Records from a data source
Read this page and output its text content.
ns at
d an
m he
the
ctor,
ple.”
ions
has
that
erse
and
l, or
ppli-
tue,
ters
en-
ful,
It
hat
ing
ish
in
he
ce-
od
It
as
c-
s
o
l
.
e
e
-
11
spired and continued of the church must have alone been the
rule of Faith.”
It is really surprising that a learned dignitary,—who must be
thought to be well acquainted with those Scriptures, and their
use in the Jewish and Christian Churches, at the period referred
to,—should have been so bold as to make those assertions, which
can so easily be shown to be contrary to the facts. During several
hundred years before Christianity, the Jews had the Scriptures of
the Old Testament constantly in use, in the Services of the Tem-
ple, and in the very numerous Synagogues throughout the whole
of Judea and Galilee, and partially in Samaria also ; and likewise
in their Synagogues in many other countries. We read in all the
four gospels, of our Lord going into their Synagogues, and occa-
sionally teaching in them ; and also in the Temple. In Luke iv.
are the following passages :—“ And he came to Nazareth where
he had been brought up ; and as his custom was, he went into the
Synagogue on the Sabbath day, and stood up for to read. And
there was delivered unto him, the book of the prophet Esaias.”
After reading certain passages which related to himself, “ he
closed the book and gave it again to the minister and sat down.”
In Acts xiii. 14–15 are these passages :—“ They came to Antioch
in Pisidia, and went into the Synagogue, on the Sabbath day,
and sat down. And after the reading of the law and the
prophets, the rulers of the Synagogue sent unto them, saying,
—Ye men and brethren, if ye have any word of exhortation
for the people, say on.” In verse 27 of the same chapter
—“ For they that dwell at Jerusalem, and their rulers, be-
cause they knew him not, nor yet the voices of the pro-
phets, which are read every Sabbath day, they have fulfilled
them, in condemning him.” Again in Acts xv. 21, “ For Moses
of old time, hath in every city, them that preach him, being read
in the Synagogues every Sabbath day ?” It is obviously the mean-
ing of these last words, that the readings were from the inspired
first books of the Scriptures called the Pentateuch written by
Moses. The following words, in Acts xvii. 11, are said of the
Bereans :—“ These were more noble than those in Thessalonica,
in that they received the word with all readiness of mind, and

__Exercise requirements__: The data above must be returned in full, exactly as written.

__Answer to the problem__:
Read this page and output its text content.
ns at
d an
m he
the
ctor,
ple.”
ions
has
that
erse
and
l, or
ppli-
tue,
ters
en-
ful,
It
hat
ing
ish
in
he
ce-
od
It
as
c-
s
o
l
.
e
e
-
11
spired and continued of the church must have alone been the
rule of Faith.”
It is really surprising that a learned dignitary,—who must be
thought to be well acquainted with those Scriptures, and their
use in the Jewish and Christian Churches, at the period referred
to,—should have been so bold as to make those assertions, which
can so easily be shown to be contrary to the facts. During several
hundred years before Christianity, the Jews had the Scriptures of
the Old Testament constantly in use, in the Services of the Tem-
ple, and in the very numerous Synagogues throughout the whole
of Judea and Galilee, and partially in Samaria also ; and likewise
in their Synagogues in many other countries. We read in all the
four gospels, of our Lord going into their Synagogues, and occa-
sionally teaching in them ; and also in the Temple. In Luke iv.
are the following passages :—“ And he came to Nazareth where
he had been brought up ; and as his custom was, he went into the
Synagogue on the Sabbath day, and stood up for to read. And
there was delivered unto him, the book of the prophet Esaias.”
After reading certain passages which related to himself, “ he
closed the book and gave it again to the minister and sat down.”
In Acts xiii. 14–15 are these passages :—“ They came to Antioch
in Pisidia, and went into the Synagogue, on the Sabbath day,
and sat down. And after the reading of the law and the
prophets, the rulers of the Synagogue sent unto them, saying,
—Ye men and brethren, if ye have any word of exhortation
for the people, say on.” In verse 27 of the same chapter
—“ For they that dwell at Jerusalem, and their rulers, be-
cause they knew him not, nor yet the voices of the pro-
phets, which are read every Sabbath day, they have fulfilled
them, in condemning him.” Again in Acts xv. 21, “ For Moses
of old time, hath in every city, them that preach him, being read
in the Synagogues every Sabbath day ?” It is obviously the mean-
ing of these last words, that the readings were from the inspired
first books of the Scriptures called the Pentateuch written by
Moses. The following words, in Acts xvii. 11, are said of the
Bereans :—“ These were more noble than those in Thessalonica,
in that they received the word with all readiness of mind, and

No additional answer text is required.